**TO DO**
Copy only what runs from the line containing "Give me a plain-text" through the end of the material below, line for line, with both ends included.

**WORKING DATA**
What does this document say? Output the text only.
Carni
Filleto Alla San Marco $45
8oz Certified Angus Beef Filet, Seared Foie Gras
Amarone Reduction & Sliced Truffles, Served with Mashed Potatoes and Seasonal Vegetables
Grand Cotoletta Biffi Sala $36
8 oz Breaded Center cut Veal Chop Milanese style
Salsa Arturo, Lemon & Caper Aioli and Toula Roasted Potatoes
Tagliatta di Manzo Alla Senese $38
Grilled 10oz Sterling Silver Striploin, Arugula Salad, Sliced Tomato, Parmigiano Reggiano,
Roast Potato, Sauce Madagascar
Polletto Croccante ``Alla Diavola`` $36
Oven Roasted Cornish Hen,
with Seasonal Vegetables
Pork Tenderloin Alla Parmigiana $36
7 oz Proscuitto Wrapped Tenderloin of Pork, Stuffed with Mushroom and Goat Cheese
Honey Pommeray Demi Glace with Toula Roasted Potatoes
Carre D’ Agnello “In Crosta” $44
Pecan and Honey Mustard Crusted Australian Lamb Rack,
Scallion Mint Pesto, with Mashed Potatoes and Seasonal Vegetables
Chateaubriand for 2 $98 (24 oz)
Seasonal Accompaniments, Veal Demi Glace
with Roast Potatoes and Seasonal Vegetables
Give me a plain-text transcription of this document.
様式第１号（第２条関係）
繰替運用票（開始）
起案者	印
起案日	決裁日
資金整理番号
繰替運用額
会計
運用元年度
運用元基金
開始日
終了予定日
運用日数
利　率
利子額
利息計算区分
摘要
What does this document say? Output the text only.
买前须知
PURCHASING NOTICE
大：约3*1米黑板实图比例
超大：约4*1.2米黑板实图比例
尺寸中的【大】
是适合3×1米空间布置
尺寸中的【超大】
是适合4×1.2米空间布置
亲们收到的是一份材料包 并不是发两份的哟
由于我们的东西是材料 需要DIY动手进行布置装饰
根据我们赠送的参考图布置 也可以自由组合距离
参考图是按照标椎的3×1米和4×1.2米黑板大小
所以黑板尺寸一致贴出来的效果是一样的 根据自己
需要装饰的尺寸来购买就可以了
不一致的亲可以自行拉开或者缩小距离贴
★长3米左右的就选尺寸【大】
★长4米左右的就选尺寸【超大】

**PROBLEM SOLUTION**
Give me a plain-text transcription of this document.
様式第１号（第２条関係）
繰替運用票（開始）
起案者	印
起案日	決裁日
資金整理番号
繰替運用額
会計
運用元年度
運用元基金
開始日
終了予定日
運用日数
利　率
利子額
利息計算区分
摘要
What does this document say? Output the text only.
买前须知
PURCHASING NOTICE
大：约3*1米黑板实图比例
超大：约4*1.2米黑板实图比例
尺寸中的【大】
是适合3×1米空间布置
尺寸中的【超大】
是适合4×1.2米空间布置
亲们收到的是一份材料包 并不是发两份的哟
由于我们的东西是材料 需要DIY动手进行布置装饰
根据我们赠送的参考图布置 也可以自由组合距离
参考图是按照标椎的3×1米和4×1.2米黑板大小
所以黑板尺寸一致贴出来的效果是一样的 根据自己
需要装饰的尺寸来购买就可以了
不一致的亲可以自行拉开或者缩小距离贴
★长3米左右的就选尺寸【大】
★长4米左右的就选尺寸【超大】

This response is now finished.